| OBJECTIVE |
Leave out the pictures and copy each record below exactly.

### MATERIAL FOR THIS EXERCISE

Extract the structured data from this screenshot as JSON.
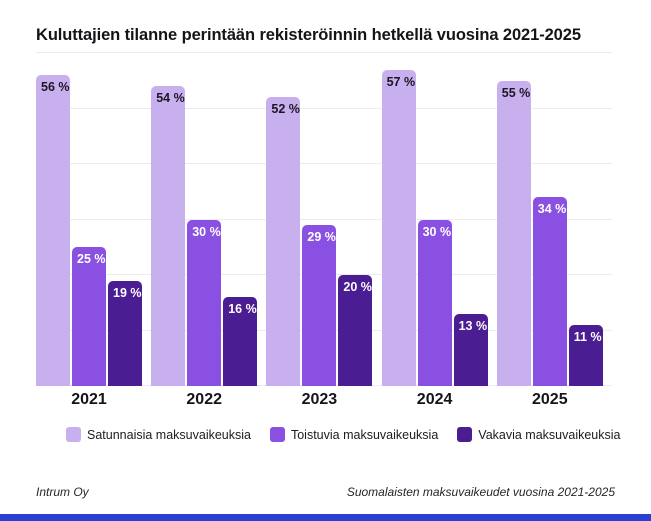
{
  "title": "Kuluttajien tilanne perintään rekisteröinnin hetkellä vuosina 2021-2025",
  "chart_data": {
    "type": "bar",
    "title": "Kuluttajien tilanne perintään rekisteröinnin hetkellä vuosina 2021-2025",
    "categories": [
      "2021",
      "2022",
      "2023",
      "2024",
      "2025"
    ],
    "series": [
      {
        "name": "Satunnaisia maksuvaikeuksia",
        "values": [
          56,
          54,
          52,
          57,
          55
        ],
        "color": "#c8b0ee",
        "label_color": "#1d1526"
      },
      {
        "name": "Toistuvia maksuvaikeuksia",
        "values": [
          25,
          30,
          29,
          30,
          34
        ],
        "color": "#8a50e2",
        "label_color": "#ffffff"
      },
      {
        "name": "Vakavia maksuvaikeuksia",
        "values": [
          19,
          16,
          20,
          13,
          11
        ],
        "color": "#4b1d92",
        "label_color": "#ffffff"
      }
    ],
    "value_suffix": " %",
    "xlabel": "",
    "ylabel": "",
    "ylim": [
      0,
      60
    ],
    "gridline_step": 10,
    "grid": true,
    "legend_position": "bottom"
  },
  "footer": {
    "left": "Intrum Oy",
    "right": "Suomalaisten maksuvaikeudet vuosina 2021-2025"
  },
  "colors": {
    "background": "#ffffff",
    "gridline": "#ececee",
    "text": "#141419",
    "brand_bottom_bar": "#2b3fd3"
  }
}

######

| SOLUTION TO THIS PROBLEM |
Extract the structured data from this screenshot as JSON.
{
  "title": "Kuluttajien tilanne perintään rekisteröinnin hetkellä vuosina 2021-2025",
  "chart_data": {
    "type": "bar",
    "title": "Kuluttajien tilanne perintään rekisteröinnin hetkellä vuosina 2021-2025",
    "categories": [
      "2021",
      "2022",
      "2023",
      "2024",
      "2025"
    ],
    "series": [
      {
        "name": "Satunnaisia maksuvaikeuksia",
        "values": [
          56,
          54,
          52,
          57,
          55
        ],
        "color": "#c8b0ee",
        "label_color": "#1d1526"
      },
      {
        "name": "Toistuvia maksuvaikeuksia",
        "values": [
          25,
          30,
          29,
          30,
          34
        ],
        "color": "#8a50e2",
        "label_color": "#ffffff"
      },
      {
        "name": "Vakavia maksuvaikeuksia",
        "values": [
          19,
          16,
          20,
          13,
          11
        ],
        "color": "#4b1d92",
        "label_color": "#ffffff"
      }
    ],
    "value_suffix": " %",
    "xlabel": "",
    "ylabel": "",
    "ylim": [
      0,
      60
    ],
    "gridline_step": 10,
    "grid": true,
    "legend_position": "bottom"
  },
  "footer": {
    "left": "Intrum Oy",
    "right": "Suomalaisten maksuvaikeudet vuosina 2021-2025"
  },
  "colors": {
    "background": "#ffffff",
    "gridline": "#ececee",
    "text": "#141419",
    "brand_bottom_bar": "#2b3fd3"
  }
}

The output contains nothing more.